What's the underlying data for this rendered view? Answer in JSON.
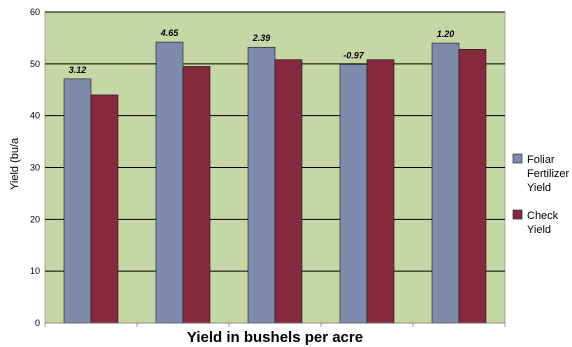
{
  "chart_data": {
    "type": "bar",
    "xlabel": "Yield in bushels per acre",
    "ylabel": "Yield  (bu/a",
    "ylim": [
      0,
      60
    ],
    "yticks": [
      0,
      10,
      20,
      30,
      40,
      50,
      60
    ],
    "grid": true,
    "legend_position": "right",
    "plot_background": "#c7d6a5",
    "categories": [
      "",
      "",
      "",
      "",
      ""
    ],
    "series": [
      {
        "name": "Foliar Fertilizer Yield",
        "name_lines": [
          "Foliar",
          "Fertilizer",
          "Yield"
        ],
        "color": "#7f8bad",
        "values": [
          47.1,
          54.2,
          53.2,
          49.9,
          54.0
        ]
      },
      {
        "name": "Check Yield",
        "name_lines": [
          "Check",
          "Yield"
        ],
        "color": "#85293f",
        "values": [
          44.0,
          49.5,
          50.8,
          50.8,
          52.8
        ]
      }
    ],
    "data_labels": [
      "3.12",
      "4.65",
      "2.39",
      "-0.97",
      "1.20"
    ]
  }
}
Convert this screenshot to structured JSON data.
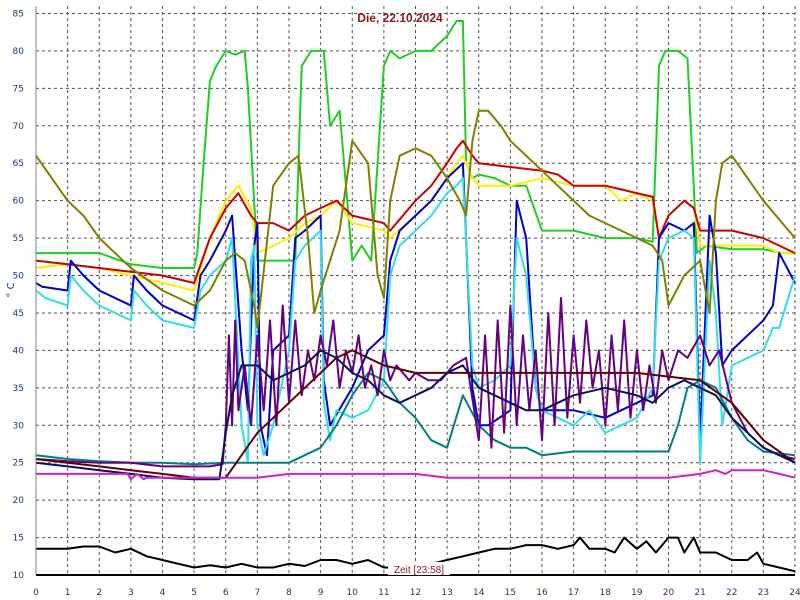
{
  "chart_data": {
    "type": "line",
    "title": "Die, 22.10.2024",
    "xlabel": "Zeit [23:58]",
    "ylabel": "° C",
    "xlim": [
      0,
      24
    ],
    "ylim": [
      10,
      86
    ],
    "x_ticks": [
      0,
      1,
      2,
      3,
      4,
      5,
      6,
      7,
      8,
      9,
      10,
      11,
      12,
      13,
      14,
      15,
      16,
      17,
      18,
      19,
      20,
      21,
      22,
      23,
      24
    ],
    "y_ticks": [
      10,
      15,
      20,
      25,
      30,
      35,
      40,
      45,
      50,
      55,
      60,
      65,
      70,
      75,
      80,
      85
    ],
    "grid": true,
    "series": [
      {
        "color": "#22cc22",
        "x": [
          0,
          1,
          2,
          3,
          4,
          5,
          5.1,
          5.3,
          5.5,
          5.7,
          6.0,
          6.3,
          6.6,
          6.7,
          7.0,
          7.5,
          8.2,
          8.4,
          8.7,
          9.1,
          9.3,
          9.6,
          10.0,
          10.3,
          10.6,
          11.0,
          11.2,
          11.5,
          12.0,
          12.5,
          13.0,
          13.3,
          13.5,
          13.6,
          13.8,
          14.0,
          14.5,
          15.0,
          15.5,
          16.0,
          17.0,
          18.0,
          19.0,
          19.5,
          19.7,
          19.9,
          20.3,
          20.6,
          20.9,
          21.2,
          22.0,
          23.0,
          23.6,
          24
        ],
        "y": [
          53,
          53,
          53,
          51.5,
          51,
          51,
          53,
          65,
          76,
          78,
          80,
          79.5,
          80,
          75,
          52,
          52,
          52,
          78,
          80,
          80,
          70,
          72,
          52,
          54,
          52,
          78,
          80,
          79,
          80,
          80,
          82,
          84,
          84,
          65,
          63,
          63.5,
          63,
          62,
          62,
          56,
          56,
          55,
          55,
          54.5,
          78,
          80,
          80,
          79,
          53,
          54,
          53.5,
          53.5,
          53,
          53
        ]
      },
      {
        "color": "#ffee00",
        "x": [
          0,
          1,
          2,
          3,
          4,
          5,
          5.5,
          6.0,
          6.4,
          6.8,
          7.0,
          7.5,
          8.0,
          8.5,
          9.0,
          9.5,
          10.0,
          11.0,
          11.2,
          12.0,
          12.5,
          13.0,
          13.3,
          13.5,
          13.8,
          14.0,
          15.0,
          16.0,
          17.0,
          18.0,
          18.5,
          19.0,
          19.5,
          19.7,
          20.0,
          20.5,
          20.8,
          21.0,
          22.0,
          23.0,
          23.5,
          24
        ],
        "y": [
          51,
          51.5,
          51,
          50,
          49,
          48,
          55,
          60,
          62,
          59,
          53,
          54,
          55,
          57,
          58,
          60,
          57,
          56,
          55,
          58,
          60,
          63,
          65,
          66,
          63,
          62,
          62,
          63,
          62,
          62,
          60,
          61,
          60,
          55,
          58,
          60,
          59,
          54,
          54,
          54,
          53,
          53
        ]
      },
      {
        "color": "#cc0000",
        "x": [
          0,
          1,
          2,
          3,
          4,
          5,
          5.5,
          6.0,
          6.4,
          6.8,
          7.0,
          7.5,
          8.0,
          8.5,
          9.0,
          9.5,
          10.0,
          11.0,
          11.2,
          12.0,
          12.5,
          13.0,
          13.3,
          13.5,
          13.8,
          14.0,
          15.0,
          16.0,
          16.5,
          17.0,
          18.0,
          18.5,
          19.0,
          19.5,
          19.7,
          20.0,
          20.5,
          20.8,
          21.0,
          22.0,
          23.0,
          23.5,
          24
        ],
        "y": [
          52,
          51.5,
          51,
          50.5,
          50,
          49,
          55,
          59,
          61,
          58,
          57,
          57,
          56,
          58,
          59,
          60,
          58,
          57,
          56,
          60,
          62,
          65,
          67,
          68,
          66,
          65,
          64.5,
          64,
          63.5,
          62,
          62,
          61.5,
          61,
          60.5,
          55,
          58,
          60,
          59,
          56,
          56,
          55,
          54,
          53
        ]
      },
      {
        "color": "#0000cc",
        "x": [
          0,
          0.2,
          1.0,
          1.1,
          1.5,
          2.0,
          3.0,
          3.1,
          3.5,
          4.0,
          5.0,
          5.2,
          5.5,
          6.0,
          6.2,
          6.5,
          6.7,
          6.9,
          7.0,
          7.1,
          7.3,
          7.5,
          8.0,
          8.2,
          8.5,
          9.0,
          9.1,
          9.3,
          10.0,
          10.5,
          11.0,
          11.2,
          11.5,
          12.0,
          12.5,
          13.0,
          13.5,
          13.8,
          14.0,
          14.3,
          15.0,
          15.2,
          15.5,
          15.8,
          16.0,
          17.0,
          18.0,
          18.5,
          19.0,
          19.5,
          19.7,
          20.0,
          20.5,
          20.8,
          21.0,
          21.3,
          21.5,
          21.7,
          22.0,
          22.5,
          23.0,
          23.3,
          23.5,
          24
        ],
        "y": [
          49,
          48.5,
          48,
          52,
          50,
          48,
          46,
          50,
          48,
          46,
          44,
          50,
          52,
          56,
          58,
          40,
          32,
          54,
          57,
          30,
          26,
          40,
          42,
          55,
          56,
          58,
          36,
          30,
          35,
          40,
          42,
          52,
          56,
          58,
          60,
          63,
          65,
          35,
          30,
          30,
          32,
          60,
          55,
          35,
          32,
          32,
          31,
          32,
          33,
          34,
          55,
          57,
          56,
          57,
          28,
          58,
          53,
          38,
          40,
          42,
          44,
          46,
          53,
          49
        ]
      },
      {
        "color": "#33ddee",
        "x": [
          0,
          0.3,
          1.0,
          1.1,
          1.5,
          2.0,
          3.0,
          3.1,
          3.5,
          4.0,
          5.0,
          5.2,
          5.5,
          6.0,
          6.2,
          6.5,
          6.7,
          6.8,
          6.9,
          7.0,
          7.2,
          7.5,
          8.0,
          8.2,
          8.5,
          9.0,
          9.1,
          9.3,
          9.5,
          10.0,
          10.5,
          11.0,
          11.2,
          11.5,
          12.0,
          12.5,
          13.0,
          13.3,
          13.5,
          13.8,
          14.0,
          14.5,
          15.0,
          15.2,
          15.5,
          15.8,
          16.0,
          17.0,
          17.5,
          18.0,
          18.5,
          19.0,
          19.5,
          19.7,
          20.0,
          20.5,
          20.8,
          21.0,
          21.3,
          21.5,
          21.7,
          22.0,
          23.0,
          23.3,
          23.5,
          24
        ],
        "y": [
          48,
          47,
          46,
          50,
          48,
          46,
          44,
          48,
          46,
          44,
          43,
          48,
          50,
          52,
          55,
          30,
          25,
          52,
          54,
          30,
          26,
          30,
          40,
          52,
          54,
          56,
          33,
          28,
          32,
          31,
          32,
          36,
          50,
          54,
          56,
          58,
          61,
          62,
          63,
          38,
          35,
          36,
          38,
          55,
          50,
          35,
          32,
          30,
          32,
          29,
          30,
          31,
          35,
          52,
          55,
          56,
          55,
          25,
          52,
          45,
          30,
          38,
          40,
          43,
          43,
          50
        ]
      },
      {
        "color": "#808000",
        "x": [
          0,
          1,
          1.5,
          2,
          3,
          4,
          5,
          5.5,
          6.0,
          6.3,
          6.6,
          6.9,
          7.0,
          7.5,
          8.0,
          8.3,
          8.6,
          8.8,
          9.0,
          9.3,
          9.6,
          10.0,
          10.5,
          10.8,
          11.0,
          11.2,
          11.5,
          12.0,
          12.5,
          13.0,
          13.4,
          13.6,
          13.8,
          14.0,
          14.3,
          14.7,
          15.0,
          15.5,
          16.0,
          17.0,
          17.5,
          18.0,
          18.5,
          19.0,
          19.5,
          19.8,
          20.0,
          20.5,
          21.0,
          21.3,
          21.5,
          21.7,
          22.0,
          22.5,
          23.0,
          24
        ],
        "y": [
          66,
          60,
          58,
          55,
          51,
          48,
          46,
          48,
          52,
          53,
          52,
          46,
          43,
          62,
          65,
          66,
          55,
          45,
          48,
          52,
          56,
          68,
          65,
          50,
          47,
          60,
          66,
          67,
          66,
          63,
          60,
          58,
          68,
          72,
          72,
          70,
          68,
          66,
          64,
          60,
          58,
          57,
          56,
          55,
          54,
          52,
          46,
          50,
          52,
          45,
          60,
          65,
          66,
          63,
          60,
          55
        ]
      },
      {
        "color": "#008080",
        "x": [
          0,
          1,
          2,
          3,
          4,
          5,
          6,
          7,
          8,
          9,
          9.5,
          10,
          10.5,
          11,
          11.5,
          12,
          12.5,
          13,
          13.5,
          14,
          14.5,
          15,
          15.5,
          16,
          17,
          18,
          19,
          20,
          20.3,
          20.6,
          21,
          21.5,
          22,
          22.5,
          23,
          24
        ],
        "y": [
          26,
          25.5,
          25.2,
          25,
          25,
          24.8,
          25,
          25,
          25,
          27,
          30,
          34,
          37,
          36,
          33,
          31,
          28,
          27,
          34,
          30,
          28,
          27,
          27,
          26,
          26.5,
          26.5,
          26.5,
          26.5,
          30,
          35,
          36,
          35,
          31,
          28,
          26.5,
          26
        ]
      },
      {
        "color": "#660080",
        "x": [
          0,
          1,
          2,
          3,
          4,
          5,
          5.5,
          5.9,
          6.0,
          6.1,
          6.2,
          6.3,
          6.4,
          6.6,
          6.8,
          7.0,
          7.2,
          7.4,
          7.6,
          7.8,
          8.0,
          8.2,
          8.4,
          8.6,
          8.8,
          9.0,
          9.2,
          9.4,
          9.6,
          9.8,
          10.0,
          10.2,
          10.4,
          10.6,
          10.8,
          11.0,
          11.2,
          11.4,
          11.6,
          11.8,
          12.0,
          12.4,
          12.8,
          13.2,
          13.6,
          14.0,
          14.2,
          14.4,
          14.6,
          14.8,
          15.0,
          15.2,
          15.4,
          15.6,
          15.8,
          16.0,
          16.2,
          16.4,
          16.6,
          16.8,
          17.0,
          17.2,
          17.4,
          17.6,
          17.8,
          18.0,
          18.2,
          18.4,
          18.6,
          18.8,
          19.0,
          19.2,
          19.4,
          19.6,
          19.8,
          20.0,
          20.3,
          20.6,
          21.0,
          21.3,
          21.6,
          22.0,
          22.5,
          23.0,
          23.5,
          24
        ],
        "y": [
          25.5,
          25.2,
          25,
          25,
          24.5,
          24.5,
          24.5,
          24.8,
          30,
          42,
          30,
          44,
          32,
          38,
          30,
          42,
          32,
          44,
          30,
          46,
          33,
          44,
          34,
          40,
          36,
          42,
          38,
          44,
          35,
          40,
          37,
          42,
          35,
          38,
          34,
          40,
          36,
          38,
          37,
          36,
          37,
          36,
          36,
          38,
          39,
          28,
          42,
          27,
          44,
          29,
          46,
          30,
          42,
          32,
          40,
          28,
          45,
          30,
          47,
          31,
          42,
          33,
          44,
          35,
          40,
          30,
          42,
          32,
          44,
          31,
          40,
          32,
          38,
          33,
          40,
          36,
          40,
          39,
          42,
          38,
          40,
          33,
          29,
          27,
          26,
          25.5
        ]
      },
      {
        "color": "#660000",
        "x": [
          0,
          1,
          2,
          3,
          4,
          5,
          6,
          6.5,
          7,
          7.5,
          8,
          8.5,
          9,
          9.5,
          10,
          11,
          12,
          13,
          14,
          15,
          16,
          17,
          18,
          19,
          20,
          21,
          22,
          23,
          24
        ],
        "y": [
          25.5,
          25,
          24.5,
          24,
          23.5,
          23,
          23,
          26,
          29,
          31,
          33,
          35,
          37,
          39,
          40,
          38,
          37,
          37,
          37,
          37,
          37,
          37,
          37,
          37,
          36.5,
          36,
          33,
          28,
          25
        ]
      },
      {
        "color": "#0b1060",
        "x": [
          0,
          1,
          2,
          3,
          4,
          5,
          5.5,
          5.8,
          6.0,
          6.2,
          6.5,
          7.0,
          7.5,
          8.0,
          8.5,
          9.0,
          9.5,
          10.0,
          10.5,
          11.0,
          11.5,
          12.0,
          12.5,
          13.0,
          13.5,
          14.0,
          14.5,
          15.0,
          15.5,
          16.0,
          17.0,
          18.0,
          19.0,
          19.5,
          20.0,
          20.5,
          21.0,
          21.5,
          22.0,
          22.5,
          23.0,
          24
        ],
        "y": [
          25,
          24.5,
          24,
          23.5,
          23,
          22.8,
          22.8,
          22.8,
          29,
          34,
          38,
          38,
          36,
          37,
          38,
          40,
          39,
          37,
          36,
          34,
          33,
          34,
          35,
          37,
          38,
          35,
          34,
          33,
          32,
          32,
          34,
          35,
          34,
          33,
          35,
          36,
          35,
          34,
          31,
          29,
          27,
          25
        ]
      },
      {
        "color": "#cc22cc",
        "x": [
          0,
          1,
          2,
          2.9,
          3.0,
          3.2,
          3.4,
          3.5,
          4,
          5,
          6,
          7,
          8,
          9,
          10,
          11,
          12,
          13,
          14,
          15,
          16,
          17,
          18,
          19,
          20,
          21,
          21.5,
          21.8,
          22,
          23,
          23.5,
          24
        ],
        "y": [
          23.5,
          23.5,
          23.5,
          23.5,
          22.8,
          23.5,
          22.8,
          23,
          23,
          23,
          23,
          23,
          23.5,
          23.5,
          23.5,
          23.5,
          23.5,
          23,
          23,
          23,
          23,
          23,
          23,
          23,
          23,
          23.5,
          24,
          23.5,
          24,
          24,
          23.5,
          23
        ]
      },
      {
        "color": "#000000",
        "x": [
          0,
          0.5,
          1,
          1.5,
          2,
          2.5,
          3,
          3.5,
          4,
          4.5,
          5,
          5.5,
          6,
          6.5,
          7,
          7.5,
          8,
          8.5,
          9,
          9.5,
          10,
          10.5,
          11,
          11.5,
          12,
          12.5,
          13,
          13.5,
          14,
          14.5,
          15,
          15.5,
          16,
          16.5,
          17,
          17.2,
          17.5,
          18,
          18.3,
          18.6,
          19,
          19.3,
          19.6,
          20,
          20.3,
          20.5,
          20.8,
          21,
          21.5,
          22,
          22.5,
          22.8,
          23,
          23.5,
          24
        ],
        "y": [
          13.5,
          13.5,
          13.5,
          13.8,
          13.8,
          13,
          13.5,
          12.5,
          12,
          11.5,
          11,
          11.3,
          11,
          11.5,
          11,
          11,
          11.5,
          11.2,
          12,
          12,
          11.5,
          12,
          11,
          11,
          11.5,
          11.5,
          12,
          12.5,
          13,
          13.5,
          13.5,
          14,
          14,
          13.5,
          14,
          15,
          13.5,
          13.5,
          13,
          15,
          13.5,
          14.5,
          13,
          15,
          15,
          13,
          15,
          13,
          13,
          12,
          12,
          13,
          11.5,
          11,
          10.5
        ]
      }
    ]
  }
}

### PROBLEM DETAILS
Pick each line holding the word "xlabel" out of the data and copy it.

### WORKED ANSWER
    "xlabel": "Yield in bushels per acre",
    "xlabel": "Zeit [23:58]",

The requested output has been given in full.